• _Required work_: Below are some entries. Copy each line that holds the string "ביליא".

• _Dataset entries_:

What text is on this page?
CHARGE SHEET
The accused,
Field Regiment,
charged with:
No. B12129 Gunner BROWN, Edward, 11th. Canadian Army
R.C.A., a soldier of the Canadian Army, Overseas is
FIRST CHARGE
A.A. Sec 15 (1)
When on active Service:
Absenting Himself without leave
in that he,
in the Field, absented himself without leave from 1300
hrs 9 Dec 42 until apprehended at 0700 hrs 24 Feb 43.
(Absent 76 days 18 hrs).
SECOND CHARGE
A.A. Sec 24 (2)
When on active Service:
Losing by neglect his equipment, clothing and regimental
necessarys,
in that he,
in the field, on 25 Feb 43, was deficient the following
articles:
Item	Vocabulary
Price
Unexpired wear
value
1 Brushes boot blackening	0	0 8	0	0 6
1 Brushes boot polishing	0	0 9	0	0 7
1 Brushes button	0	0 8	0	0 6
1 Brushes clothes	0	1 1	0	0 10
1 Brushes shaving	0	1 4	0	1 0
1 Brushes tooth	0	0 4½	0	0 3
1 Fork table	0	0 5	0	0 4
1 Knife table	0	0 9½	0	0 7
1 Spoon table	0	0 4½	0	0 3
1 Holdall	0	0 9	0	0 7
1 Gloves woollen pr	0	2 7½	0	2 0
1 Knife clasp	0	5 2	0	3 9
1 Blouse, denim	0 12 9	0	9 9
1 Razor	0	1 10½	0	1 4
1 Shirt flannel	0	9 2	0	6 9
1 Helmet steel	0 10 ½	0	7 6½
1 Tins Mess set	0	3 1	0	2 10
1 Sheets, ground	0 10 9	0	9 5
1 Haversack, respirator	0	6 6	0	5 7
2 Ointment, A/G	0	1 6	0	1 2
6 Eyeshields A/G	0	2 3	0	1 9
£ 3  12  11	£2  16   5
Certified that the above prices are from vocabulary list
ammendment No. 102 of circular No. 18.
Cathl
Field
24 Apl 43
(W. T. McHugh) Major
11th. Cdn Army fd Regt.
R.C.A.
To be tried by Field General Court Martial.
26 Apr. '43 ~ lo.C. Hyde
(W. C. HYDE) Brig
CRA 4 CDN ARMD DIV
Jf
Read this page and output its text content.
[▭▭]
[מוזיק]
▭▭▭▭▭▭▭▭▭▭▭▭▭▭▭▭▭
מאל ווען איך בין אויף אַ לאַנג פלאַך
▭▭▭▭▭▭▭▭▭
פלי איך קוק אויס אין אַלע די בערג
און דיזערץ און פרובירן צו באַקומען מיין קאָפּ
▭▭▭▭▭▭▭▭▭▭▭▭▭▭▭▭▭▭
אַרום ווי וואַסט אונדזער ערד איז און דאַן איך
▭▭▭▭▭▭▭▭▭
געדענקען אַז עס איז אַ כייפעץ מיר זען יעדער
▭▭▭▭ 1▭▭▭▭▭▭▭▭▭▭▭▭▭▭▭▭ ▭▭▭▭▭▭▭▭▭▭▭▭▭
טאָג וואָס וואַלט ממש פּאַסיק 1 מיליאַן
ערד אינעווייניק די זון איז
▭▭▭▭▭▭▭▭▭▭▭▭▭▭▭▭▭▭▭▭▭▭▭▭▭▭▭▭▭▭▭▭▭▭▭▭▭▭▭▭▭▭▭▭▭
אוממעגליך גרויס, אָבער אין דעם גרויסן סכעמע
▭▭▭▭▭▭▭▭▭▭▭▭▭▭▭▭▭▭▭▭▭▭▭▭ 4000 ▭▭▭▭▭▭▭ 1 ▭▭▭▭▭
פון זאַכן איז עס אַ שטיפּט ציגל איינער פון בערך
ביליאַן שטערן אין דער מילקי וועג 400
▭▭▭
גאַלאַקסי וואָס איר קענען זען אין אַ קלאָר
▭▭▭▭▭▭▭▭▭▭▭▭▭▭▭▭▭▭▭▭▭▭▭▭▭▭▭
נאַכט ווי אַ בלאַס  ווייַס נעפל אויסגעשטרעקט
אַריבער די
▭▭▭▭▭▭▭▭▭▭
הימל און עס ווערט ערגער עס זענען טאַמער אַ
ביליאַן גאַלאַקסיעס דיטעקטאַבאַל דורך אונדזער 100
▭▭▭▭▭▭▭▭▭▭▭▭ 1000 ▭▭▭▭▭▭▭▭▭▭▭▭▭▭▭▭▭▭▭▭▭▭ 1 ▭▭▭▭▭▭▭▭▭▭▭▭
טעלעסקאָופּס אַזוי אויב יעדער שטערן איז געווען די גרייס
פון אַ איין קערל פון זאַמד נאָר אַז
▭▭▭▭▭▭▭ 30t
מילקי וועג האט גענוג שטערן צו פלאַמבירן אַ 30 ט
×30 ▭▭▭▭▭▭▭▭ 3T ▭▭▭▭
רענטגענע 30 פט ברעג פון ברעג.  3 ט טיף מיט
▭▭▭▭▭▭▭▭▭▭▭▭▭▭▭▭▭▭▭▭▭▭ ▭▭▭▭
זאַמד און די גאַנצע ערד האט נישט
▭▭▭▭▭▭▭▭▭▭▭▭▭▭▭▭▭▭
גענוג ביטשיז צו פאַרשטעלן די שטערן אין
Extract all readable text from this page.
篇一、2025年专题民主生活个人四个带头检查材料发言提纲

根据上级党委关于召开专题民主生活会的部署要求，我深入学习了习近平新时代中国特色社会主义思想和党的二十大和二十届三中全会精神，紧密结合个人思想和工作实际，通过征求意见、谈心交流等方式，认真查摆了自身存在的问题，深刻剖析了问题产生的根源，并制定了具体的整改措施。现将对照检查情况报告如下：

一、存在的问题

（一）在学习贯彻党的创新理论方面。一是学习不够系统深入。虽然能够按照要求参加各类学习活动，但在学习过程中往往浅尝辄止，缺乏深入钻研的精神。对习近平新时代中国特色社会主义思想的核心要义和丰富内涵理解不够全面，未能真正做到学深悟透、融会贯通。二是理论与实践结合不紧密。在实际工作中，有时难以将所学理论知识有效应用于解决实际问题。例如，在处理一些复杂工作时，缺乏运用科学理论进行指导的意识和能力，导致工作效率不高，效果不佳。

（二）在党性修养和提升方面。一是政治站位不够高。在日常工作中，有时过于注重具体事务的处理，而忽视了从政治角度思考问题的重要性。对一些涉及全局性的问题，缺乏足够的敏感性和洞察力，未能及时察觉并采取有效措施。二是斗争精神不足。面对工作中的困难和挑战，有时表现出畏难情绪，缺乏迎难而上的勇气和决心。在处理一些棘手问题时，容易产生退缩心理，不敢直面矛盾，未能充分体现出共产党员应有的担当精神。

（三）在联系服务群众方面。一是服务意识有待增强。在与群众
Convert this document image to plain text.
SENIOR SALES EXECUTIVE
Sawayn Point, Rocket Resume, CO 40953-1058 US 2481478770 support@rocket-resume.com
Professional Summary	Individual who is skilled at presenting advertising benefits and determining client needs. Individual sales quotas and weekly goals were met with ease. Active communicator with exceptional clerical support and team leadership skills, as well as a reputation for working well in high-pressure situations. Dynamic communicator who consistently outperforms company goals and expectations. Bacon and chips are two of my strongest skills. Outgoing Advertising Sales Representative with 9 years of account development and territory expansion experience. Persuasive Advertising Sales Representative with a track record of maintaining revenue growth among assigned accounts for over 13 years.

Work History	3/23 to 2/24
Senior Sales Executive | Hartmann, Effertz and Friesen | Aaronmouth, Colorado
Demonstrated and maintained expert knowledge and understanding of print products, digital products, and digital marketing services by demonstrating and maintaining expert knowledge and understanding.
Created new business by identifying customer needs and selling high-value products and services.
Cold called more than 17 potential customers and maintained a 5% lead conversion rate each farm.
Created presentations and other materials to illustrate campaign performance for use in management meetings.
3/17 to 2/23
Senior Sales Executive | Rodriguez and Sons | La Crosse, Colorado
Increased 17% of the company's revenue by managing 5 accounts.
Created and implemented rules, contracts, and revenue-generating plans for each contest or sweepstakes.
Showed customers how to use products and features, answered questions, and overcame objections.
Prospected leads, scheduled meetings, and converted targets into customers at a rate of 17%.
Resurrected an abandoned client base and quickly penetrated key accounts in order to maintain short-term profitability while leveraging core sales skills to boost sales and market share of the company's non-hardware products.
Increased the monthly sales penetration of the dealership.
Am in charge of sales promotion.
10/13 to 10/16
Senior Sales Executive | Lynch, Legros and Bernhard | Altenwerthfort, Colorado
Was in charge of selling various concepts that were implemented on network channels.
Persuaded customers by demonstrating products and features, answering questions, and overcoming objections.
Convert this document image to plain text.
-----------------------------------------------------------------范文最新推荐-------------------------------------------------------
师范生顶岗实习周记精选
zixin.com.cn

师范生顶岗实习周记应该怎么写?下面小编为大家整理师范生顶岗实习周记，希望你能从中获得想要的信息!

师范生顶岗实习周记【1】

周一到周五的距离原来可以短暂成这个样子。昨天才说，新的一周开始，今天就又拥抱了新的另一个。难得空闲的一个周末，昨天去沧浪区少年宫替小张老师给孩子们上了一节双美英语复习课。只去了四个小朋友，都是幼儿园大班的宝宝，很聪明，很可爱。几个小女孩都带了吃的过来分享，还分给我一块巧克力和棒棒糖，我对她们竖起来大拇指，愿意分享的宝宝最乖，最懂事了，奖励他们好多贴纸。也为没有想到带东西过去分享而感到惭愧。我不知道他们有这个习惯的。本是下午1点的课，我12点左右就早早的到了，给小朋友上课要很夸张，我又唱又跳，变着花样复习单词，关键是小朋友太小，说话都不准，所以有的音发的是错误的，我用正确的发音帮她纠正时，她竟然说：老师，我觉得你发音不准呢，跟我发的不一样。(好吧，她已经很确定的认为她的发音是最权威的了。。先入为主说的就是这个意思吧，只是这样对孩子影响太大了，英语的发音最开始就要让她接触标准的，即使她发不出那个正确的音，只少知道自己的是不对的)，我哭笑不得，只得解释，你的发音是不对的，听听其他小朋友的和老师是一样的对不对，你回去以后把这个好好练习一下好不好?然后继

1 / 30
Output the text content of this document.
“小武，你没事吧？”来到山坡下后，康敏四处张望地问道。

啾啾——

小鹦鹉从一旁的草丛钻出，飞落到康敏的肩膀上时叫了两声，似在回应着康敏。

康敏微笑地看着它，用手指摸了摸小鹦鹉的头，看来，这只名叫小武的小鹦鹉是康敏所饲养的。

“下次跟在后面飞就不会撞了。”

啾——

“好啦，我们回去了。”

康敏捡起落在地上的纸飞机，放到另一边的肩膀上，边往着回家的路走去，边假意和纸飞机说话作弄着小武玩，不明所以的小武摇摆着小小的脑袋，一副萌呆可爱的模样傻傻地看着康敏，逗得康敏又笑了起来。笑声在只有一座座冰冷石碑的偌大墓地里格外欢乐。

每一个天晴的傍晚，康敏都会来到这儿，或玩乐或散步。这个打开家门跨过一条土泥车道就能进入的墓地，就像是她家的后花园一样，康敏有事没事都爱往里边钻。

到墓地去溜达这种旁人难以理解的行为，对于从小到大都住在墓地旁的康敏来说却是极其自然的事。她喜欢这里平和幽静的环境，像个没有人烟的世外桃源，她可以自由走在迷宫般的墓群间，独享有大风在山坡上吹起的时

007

• _Completed task_:
ביליאַן שטערן אין דער מילקי וועג 400
ביליאַן גאַלאַקסיעס דיטעקטאַבאַל דורך אונדזער 100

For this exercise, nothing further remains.